Work required: Give the number of lines in the records below that include "pressure", and nothing more.

Structured figure records
☆ ☆ ☆

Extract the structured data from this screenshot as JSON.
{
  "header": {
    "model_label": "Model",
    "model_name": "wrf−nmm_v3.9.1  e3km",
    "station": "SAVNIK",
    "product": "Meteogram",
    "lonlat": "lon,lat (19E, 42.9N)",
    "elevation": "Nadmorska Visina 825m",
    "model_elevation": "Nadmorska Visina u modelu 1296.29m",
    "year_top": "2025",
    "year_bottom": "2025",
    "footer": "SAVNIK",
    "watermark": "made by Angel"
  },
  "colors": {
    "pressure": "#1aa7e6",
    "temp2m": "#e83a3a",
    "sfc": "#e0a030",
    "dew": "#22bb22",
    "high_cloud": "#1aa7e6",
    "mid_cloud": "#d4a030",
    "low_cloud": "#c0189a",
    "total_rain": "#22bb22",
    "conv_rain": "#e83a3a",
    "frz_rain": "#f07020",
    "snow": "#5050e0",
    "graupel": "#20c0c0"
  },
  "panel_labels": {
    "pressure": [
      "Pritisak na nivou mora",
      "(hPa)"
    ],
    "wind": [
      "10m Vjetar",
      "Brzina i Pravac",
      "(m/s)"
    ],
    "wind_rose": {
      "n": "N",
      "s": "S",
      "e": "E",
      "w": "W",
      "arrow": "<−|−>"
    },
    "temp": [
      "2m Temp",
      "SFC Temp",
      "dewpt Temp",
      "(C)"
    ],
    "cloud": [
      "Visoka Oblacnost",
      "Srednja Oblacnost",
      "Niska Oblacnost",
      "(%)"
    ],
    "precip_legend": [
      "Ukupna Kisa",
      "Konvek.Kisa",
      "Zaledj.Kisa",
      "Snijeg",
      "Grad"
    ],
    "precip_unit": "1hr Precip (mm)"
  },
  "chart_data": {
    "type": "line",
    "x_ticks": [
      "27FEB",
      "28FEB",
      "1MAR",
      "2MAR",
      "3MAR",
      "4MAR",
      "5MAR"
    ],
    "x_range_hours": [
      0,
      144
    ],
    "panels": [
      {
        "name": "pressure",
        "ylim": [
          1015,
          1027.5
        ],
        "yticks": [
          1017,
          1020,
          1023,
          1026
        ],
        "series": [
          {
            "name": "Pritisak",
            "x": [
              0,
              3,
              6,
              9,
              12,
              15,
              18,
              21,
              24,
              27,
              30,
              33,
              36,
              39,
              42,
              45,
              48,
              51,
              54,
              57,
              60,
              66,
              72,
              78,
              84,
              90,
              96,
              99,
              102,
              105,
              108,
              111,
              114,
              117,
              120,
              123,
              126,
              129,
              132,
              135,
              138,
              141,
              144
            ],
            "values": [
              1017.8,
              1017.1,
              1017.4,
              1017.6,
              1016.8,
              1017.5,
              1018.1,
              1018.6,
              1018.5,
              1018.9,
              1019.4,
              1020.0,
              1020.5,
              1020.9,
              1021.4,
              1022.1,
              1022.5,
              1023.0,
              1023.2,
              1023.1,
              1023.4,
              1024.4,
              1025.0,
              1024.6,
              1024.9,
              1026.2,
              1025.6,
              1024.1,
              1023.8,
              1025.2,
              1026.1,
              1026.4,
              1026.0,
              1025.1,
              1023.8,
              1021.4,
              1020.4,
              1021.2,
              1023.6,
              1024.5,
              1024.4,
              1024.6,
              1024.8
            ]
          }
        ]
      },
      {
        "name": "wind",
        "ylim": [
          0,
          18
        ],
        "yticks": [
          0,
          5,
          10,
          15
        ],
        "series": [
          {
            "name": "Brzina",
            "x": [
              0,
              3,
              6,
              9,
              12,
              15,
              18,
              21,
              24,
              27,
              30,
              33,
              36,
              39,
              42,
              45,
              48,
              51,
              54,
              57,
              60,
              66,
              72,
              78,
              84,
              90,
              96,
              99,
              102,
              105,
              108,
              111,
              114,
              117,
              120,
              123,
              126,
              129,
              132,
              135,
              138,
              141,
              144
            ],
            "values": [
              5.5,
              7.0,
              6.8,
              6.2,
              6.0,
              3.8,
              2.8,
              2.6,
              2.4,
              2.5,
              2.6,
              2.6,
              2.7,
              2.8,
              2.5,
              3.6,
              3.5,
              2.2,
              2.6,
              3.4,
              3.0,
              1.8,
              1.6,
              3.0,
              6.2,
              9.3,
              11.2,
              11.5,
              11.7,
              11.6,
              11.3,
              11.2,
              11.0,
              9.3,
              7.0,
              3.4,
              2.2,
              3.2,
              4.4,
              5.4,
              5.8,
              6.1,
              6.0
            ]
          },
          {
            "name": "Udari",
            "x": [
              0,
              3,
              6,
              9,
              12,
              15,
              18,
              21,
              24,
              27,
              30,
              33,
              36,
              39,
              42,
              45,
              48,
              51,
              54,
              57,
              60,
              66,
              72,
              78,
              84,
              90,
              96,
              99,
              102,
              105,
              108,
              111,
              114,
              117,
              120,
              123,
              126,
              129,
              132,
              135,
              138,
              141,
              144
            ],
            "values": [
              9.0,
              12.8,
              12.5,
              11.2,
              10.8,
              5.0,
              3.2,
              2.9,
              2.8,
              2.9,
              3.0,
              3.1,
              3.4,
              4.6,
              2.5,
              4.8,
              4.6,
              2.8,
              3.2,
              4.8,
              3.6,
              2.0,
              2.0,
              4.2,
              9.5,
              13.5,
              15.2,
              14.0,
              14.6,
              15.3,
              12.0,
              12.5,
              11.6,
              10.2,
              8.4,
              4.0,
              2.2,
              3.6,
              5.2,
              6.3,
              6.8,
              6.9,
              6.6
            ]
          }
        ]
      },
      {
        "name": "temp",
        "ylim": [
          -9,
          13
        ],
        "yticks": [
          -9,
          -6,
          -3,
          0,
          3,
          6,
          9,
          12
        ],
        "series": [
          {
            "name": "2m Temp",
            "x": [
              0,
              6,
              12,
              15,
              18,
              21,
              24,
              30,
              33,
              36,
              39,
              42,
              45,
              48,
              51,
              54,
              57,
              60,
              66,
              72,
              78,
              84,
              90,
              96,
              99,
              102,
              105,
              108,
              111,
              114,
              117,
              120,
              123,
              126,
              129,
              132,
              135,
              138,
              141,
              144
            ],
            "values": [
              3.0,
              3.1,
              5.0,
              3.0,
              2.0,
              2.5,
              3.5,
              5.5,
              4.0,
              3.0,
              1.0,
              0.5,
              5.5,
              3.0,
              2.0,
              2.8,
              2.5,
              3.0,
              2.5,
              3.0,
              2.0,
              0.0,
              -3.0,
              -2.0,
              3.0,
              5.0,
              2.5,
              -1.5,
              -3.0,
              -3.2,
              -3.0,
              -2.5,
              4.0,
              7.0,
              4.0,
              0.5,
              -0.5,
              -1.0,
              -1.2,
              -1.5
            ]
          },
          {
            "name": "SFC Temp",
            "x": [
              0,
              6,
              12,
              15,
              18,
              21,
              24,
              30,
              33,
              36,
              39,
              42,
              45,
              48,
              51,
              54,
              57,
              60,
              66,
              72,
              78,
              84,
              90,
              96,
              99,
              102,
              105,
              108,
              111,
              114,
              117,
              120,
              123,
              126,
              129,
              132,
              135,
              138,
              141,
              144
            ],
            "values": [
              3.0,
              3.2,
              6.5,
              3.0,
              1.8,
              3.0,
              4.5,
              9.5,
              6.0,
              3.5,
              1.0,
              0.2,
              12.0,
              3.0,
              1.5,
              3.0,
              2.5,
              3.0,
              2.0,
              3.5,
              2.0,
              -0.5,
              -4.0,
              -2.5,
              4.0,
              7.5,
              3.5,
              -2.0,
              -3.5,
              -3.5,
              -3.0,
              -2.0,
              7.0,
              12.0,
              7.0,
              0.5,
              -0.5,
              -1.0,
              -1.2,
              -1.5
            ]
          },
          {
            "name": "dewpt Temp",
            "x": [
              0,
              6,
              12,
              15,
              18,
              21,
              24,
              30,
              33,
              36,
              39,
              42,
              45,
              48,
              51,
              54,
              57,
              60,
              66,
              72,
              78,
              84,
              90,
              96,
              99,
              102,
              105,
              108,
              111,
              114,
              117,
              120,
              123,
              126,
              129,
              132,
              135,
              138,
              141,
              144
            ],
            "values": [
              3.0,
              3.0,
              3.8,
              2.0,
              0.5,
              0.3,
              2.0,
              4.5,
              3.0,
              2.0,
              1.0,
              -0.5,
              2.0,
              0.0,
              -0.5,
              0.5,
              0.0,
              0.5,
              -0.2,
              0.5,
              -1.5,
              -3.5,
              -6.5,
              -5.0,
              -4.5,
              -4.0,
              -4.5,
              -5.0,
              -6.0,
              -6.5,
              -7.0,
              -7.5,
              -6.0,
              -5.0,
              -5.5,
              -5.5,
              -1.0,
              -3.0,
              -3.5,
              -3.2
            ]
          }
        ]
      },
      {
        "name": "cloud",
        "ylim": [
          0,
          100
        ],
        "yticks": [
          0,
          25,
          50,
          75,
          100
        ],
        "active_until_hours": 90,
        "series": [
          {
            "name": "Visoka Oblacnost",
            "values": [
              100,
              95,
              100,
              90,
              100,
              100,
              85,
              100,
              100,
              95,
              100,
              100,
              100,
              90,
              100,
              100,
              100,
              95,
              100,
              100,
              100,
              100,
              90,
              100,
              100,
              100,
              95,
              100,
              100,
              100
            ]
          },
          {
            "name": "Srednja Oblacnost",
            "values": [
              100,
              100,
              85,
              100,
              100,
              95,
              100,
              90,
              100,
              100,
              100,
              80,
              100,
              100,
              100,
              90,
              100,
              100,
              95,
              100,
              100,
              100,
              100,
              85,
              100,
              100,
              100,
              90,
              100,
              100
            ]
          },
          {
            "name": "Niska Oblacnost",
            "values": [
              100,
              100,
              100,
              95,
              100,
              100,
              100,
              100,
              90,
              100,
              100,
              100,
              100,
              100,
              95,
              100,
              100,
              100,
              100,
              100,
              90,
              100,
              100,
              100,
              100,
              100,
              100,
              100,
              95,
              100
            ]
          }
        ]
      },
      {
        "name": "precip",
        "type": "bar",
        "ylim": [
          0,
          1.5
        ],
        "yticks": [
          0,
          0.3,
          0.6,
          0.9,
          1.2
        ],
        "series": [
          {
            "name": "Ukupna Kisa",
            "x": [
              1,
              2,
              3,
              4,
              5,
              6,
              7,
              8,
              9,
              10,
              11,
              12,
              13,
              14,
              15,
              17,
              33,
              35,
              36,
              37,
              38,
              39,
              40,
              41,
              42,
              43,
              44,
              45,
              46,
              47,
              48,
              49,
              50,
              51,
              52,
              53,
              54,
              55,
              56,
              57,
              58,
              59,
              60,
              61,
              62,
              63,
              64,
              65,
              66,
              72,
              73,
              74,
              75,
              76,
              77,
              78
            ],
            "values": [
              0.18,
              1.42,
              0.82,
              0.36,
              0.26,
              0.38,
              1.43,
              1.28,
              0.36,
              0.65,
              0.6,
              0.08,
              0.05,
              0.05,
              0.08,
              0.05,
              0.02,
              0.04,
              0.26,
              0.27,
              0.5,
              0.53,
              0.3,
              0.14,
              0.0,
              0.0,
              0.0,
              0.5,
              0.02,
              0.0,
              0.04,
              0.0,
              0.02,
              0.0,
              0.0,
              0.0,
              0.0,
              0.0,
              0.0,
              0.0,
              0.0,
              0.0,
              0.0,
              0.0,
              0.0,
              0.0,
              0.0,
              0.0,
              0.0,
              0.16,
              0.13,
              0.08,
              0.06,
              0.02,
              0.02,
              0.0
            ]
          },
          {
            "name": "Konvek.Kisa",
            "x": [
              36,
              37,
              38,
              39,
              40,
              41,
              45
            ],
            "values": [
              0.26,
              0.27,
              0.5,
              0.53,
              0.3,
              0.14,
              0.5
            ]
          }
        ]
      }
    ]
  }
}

☆ ☆ ☆

Exercise response: 3